### Stated task
Copy the listing below in full and skip every picture.

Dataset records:

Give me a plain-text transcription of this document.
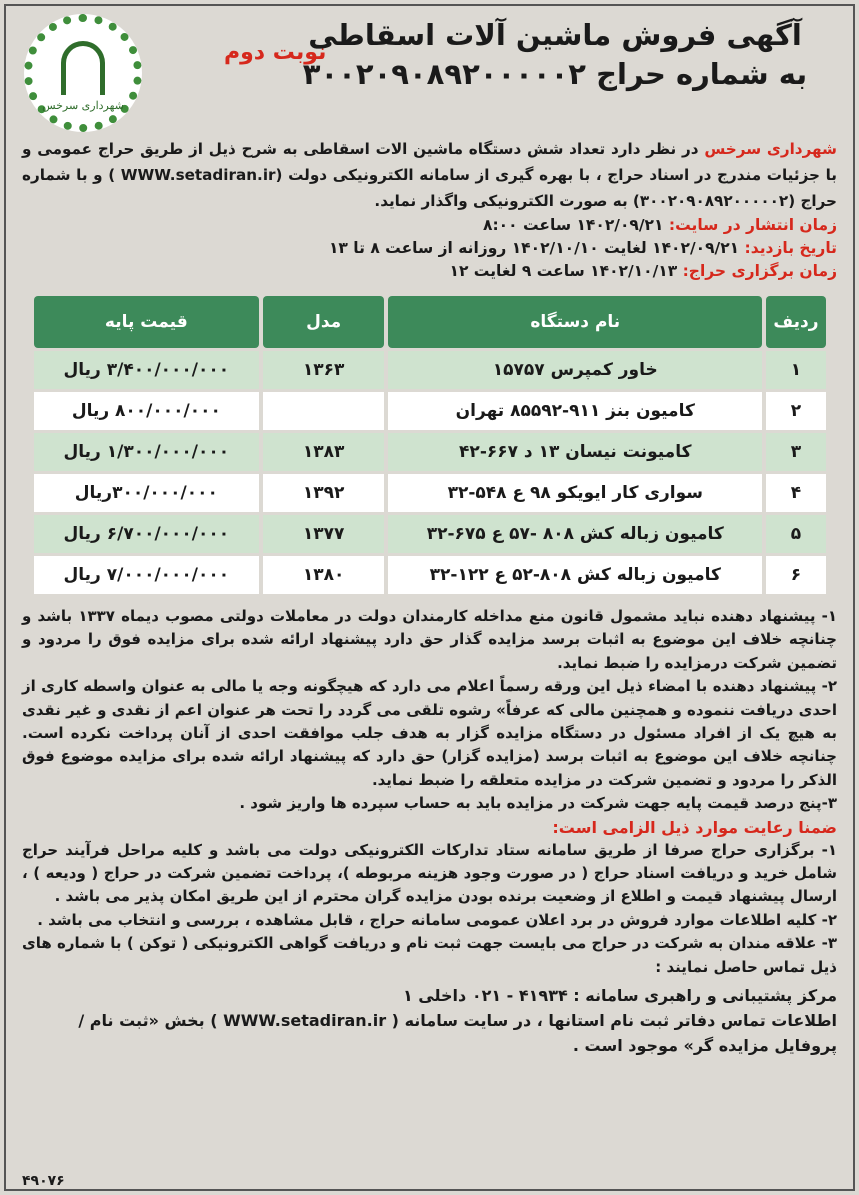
شهرداری سرخس
نوبت دوم
آگهی فروش ماشین آلات اسقاطی
به شماره حراج ۳۰۰۲۰۹۰۸۹۲۰۰۰۰۰۲
شهرداری سرخس در نظر دارد تعداد شش دستگاه ماشین الات اسقاطی به شرح ذیل از طریق حراج عمومی و با جزئیات مندرج در اسناد حراج ، با بهره گیری از سامانه الکترونیکی دولت (WWW.setadiran.ir ) و با شماره حراج (۳۰۰۲۰۹۰۸۹۲۰۰۰۰۰۲) به صورت الکترونیکی واگذار نماید.
زمان انتشار در سایت: ۱۴۰۲/۰۹/۲۱ ساعت ۸:۰۰
تاریخ بازدید: ۱۴۰۲/۰۹/۲۱ لغایت ۱۴۰۲/۱۰/۱۰ روزانه از ساعت ۸ تا ۱۳
زمان برگزاری حراج: ۱۴۰۲/۱۰/۱۳ ساعت ۹ لغایت ۱۲
ردیف	نام دستگاه	مدل	قیمت پایه
۱	خاور کمپرس ۱۵۷۵۷	۱۳۶۳	۳/۴۰۰/۰۰۰/۰۰۰ ریال
۲	کامیون بنز ۹۱۱-۸۵۵۹۲ تهران		۸۰۰/۰۰۰/۰۰۰ ریال
۳	کامیونت نیسان ۱۳ د ۶۶۷-۴۲	۱۳۸۳	۱/۳۰۰/۰۰۰/۰۰۰ ریال
۴	سواری کار ایویکو ۹۸ ع ۵۴۸-۳۲	۱۳۹۲	۳۰۰/۰۰۰/۰۰۰ریال
۵	کامیون زباله کش ۸۰۸ -۵۷ ع ۶۷۵-۳۲	۱۳۷۷	۶/۷۰۰/۰۰۰/۰۰۰ ریال
۶	کامیون زباله کش ۸۰۸-۵۲ ع ۱۲۲-۳۲	۱۳۸۰	۷/۰۰۰/۰۰۰/۰۰۰ ریال

۱- پیشنهاد دهنده نباید مشمول قانون منع مداخله کارمندان دولت در معاملات دولتی مصوب دیماه ۱۳۳۷ باشد و چنانچه خلاف این موضوع به اثبات برسد مزایده گذار حق دارد پیشنهاد ارائه شده برای مزایده فوق را مردود و تضمین شرکت درمزایده را ضبط نماید.

۲- پیشنهاد دهنده با امضاء ذیل این ورقه رسماً اعلام می دارد که هیچگونه وجه یا مالی به عنوان واسطه کاری از احدی دریافت ننموده و همچنین مالی که عرفاً» رشوه تلقی می گردد را تحت هر عنوان اعم از نقدی و غیر نقدی به هیچ یک از افراد مسئول در دستگاه مزایده گزار به هدف جلب موافقت احدی از آنان پرداخت نکرده است. چنانچه خلاف این موضوع به اثبات برسد (مزایده گزار) حق دارد که پیشنهاد ارائه شده برای مزایده موضوع فوق الذکر را مردود و تضمین شرکت در مزایده متعلقه را ضبط نماید.

۳-پنج درصد قیمت پایه جهت شرکت در مزایده باید به حساب سپرده ها واریز شود .

ضمنا رعایت موارد ذیل الزامی است:

۱- برگزاری حراج صرفا از طریق سامانه ستاد تدارکات الکترونیکی دولت می باشد و کلیه مراحل فرآیند حراج شامل خرید و دریافت اسناد حراج ( در صورت وجود هزینه مربوطه )، پرداخت تضمین شرکت در حراج ( ودیعه ) ، ارسال پیشنهاد قیمت و اطلاع از وضعیت برنده بودن مزایده گران محترم از این طریق امکان پذیر می باشد .

۲- کلیه اطلاعات موارد فروش در برد اعلان عمومی سامانه حراج ، قابل مشاهده ، بررسی و انتخاب می باشد .

۳- علاقه مندان به شرکت در حراج می بایست جهت ثبت نام و دریافت گواهی الکترونیکی ( توکن ) با شماره های ذیل تماس حاصل نمایند :

مرکز پشتیبانی و راهبری سامانه : ۴۱۹۳۴ - ۰۲۱ داخلی ۱
اطلاعات تماس دفاتر ثبت نام استانها ، در سایت سامانه ( WWW.setadiran.ir ) بخش «ثبت نام / پروفایل مزایده گر» موجود است .
۴۹۰۷۶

### Solution to this exercise
Give me a plain-text transcription of this document.
شهرداری سرخس
نوبت دوم
آگهی فروش ماشین آلات اسقاطی
به شماره حراج ۳۰۰۲۰۹۰۸۹۲۰۰۰۰۰۲
شهرداری سرخس در نظر دارد تعداد شش دستگاه ماشین الات اسقاطی به شرح ذیل از طریق حراج عمومی و با جزئیات مندرج در اسناد حراج ، با بهره گیری از سامانه الکترونیکی دولت (WWW.setadiran.ir ) و با شماره حراج (۳۰۰۲۰۹۰۸۹۲۰۰۰۰۰۲) به صورت الکترونیکی واگذار نماید.
زمان انتشار در سایت: ۱۴۰۲/۰۹/۲۱ ساعت ۸:۰۰
تاریخ بازدید: ۱۴۰۲/۰۹/۲۱ لغایت ۱۴۰۲/۱۰/۱۰ روزانه از ساعت ۸ تا ۱۳
زمان برگزاری حراج: ۱۴۰۲/۱۰/۱۳ ساعت ۹ لغایت ۱۲
ردیف	نام دستگاه	مدل	قیمت پایه
۱	خاور کمپرس ۱۵۷۵۷	۱۳۶۳	۳/۴۰۰/۰۰۰/۰۰۰ ریال
۲	کامیون بنز ۹۱۱-۸۵۵۹۲ تهران		۸۰۰/۰۰۰/۰۰۰ ریال
۳	کامیونت نیسان ۱۳ د ۶۶۷-۴۲	۱۳۸۳	۱/۳۰۰/۰۰۰/۰۰۰ ریال
۴	سواری کار ایویکو ۹۸ ع ۵۴۸-۳۲	۱۳۹۲	۳۰۰/۰۰۰/۰۰۰ریال
۵	کامیون زباله کش ۸۰۸ -۵۷ ع ۶۷۵-۳۲	۱۳۷۷	۶/۷۰۰/۰۰۰/۰۰۰ ریال
۶	کامیون زباله کش ۸۰۸-۵۲ ع ۱۲۲-۳۲	۱۳۸۰	۷/۰۰۰/۰۰۰/۰۰۰ ریال

۱- پیشنهاد دهنده نباید مشمول قانون منع مداخله کارمندان دولت در معاملات دولتی مصوب دیماه ۱۳۳۷ باشد و چنانچه خلاف این موضوع به اثبات برسد مزایده گذار حق دارد پیشنهاد ارائه شده برای مزایده فوق را مردود و تضمین شرکت درمزایده را ضبط نماید.

۲- پیشنهاد دهنده با امضاء ذیل این ورقه رسماً اعلام می دارد که هیچگونه وجه یا مالی به عنوان واسطه کاری از احدی دریافت ننموده و همچنین مالی که عرفاً» رشوه تلقی می گردد را تحت هر عنوان اعم از نقدی و غیر نقدی به هیچ یک از افراد مسئول در دستگاه مزایده گزار به هدف جلب موافقت احدی از آنان پرداخت نکرده است. چنانچه خلاف این موضوع به اثبات برسد (مزایده گزار) حق دارد که پیشنهاد ارائه شده برای مزایده موضوع فوق الذکر را مردود و تضمین شرکت در مزایده متعلقه را ضبط نماید.

۳-پنج درصد قیمت پایه جهت شرکت در مزایده باید به حساب سپرده ها واریز شود .

ضمنا رعایت موارد ذیل الزامی است:

۱- برگزاری حراج صرفا از طریق سامانه ستاد تدارکات الکترونیکی دولت می باشد و کلیه مراحل فرآیند حراج شامل خرید و دریافت اسناد حراج ( در صورت وجود هزینه مربوطه )، پرداخت تضمین شرکت در حراج ( ودیعه ) ، ارسال پیشنهاد قیمت و اطلاع از وضعیت برنده بودن مزایده گران محترم از این طریق امکان پذیر می باشد .

۲- کلیه اطلاعات موارد فروش در برد اعلان عمومی سامانه حراج ، قابل مشاهده ، بررسی و انتخاب می باشد .

۳- علاقه مندان به شرکت در حراج می بایست جهت ثبت نام و دریافت گواهی الکترونیکی ( توکن ) با شماره های ذیل تماس حاصل نمایند :

مرکز پشتیبانی و راهبری سامانه : ۴۱۹۳۴ - ۰۲۱ داخلی ۱
اطلاعات تماس دفاتر ثبت نام استانها ، در سایت سامانه ( WWW.setadiran.ir ) بخش «ثبت نام / پروفایل مزایده گر» موجود است .
۴۹۰۷۶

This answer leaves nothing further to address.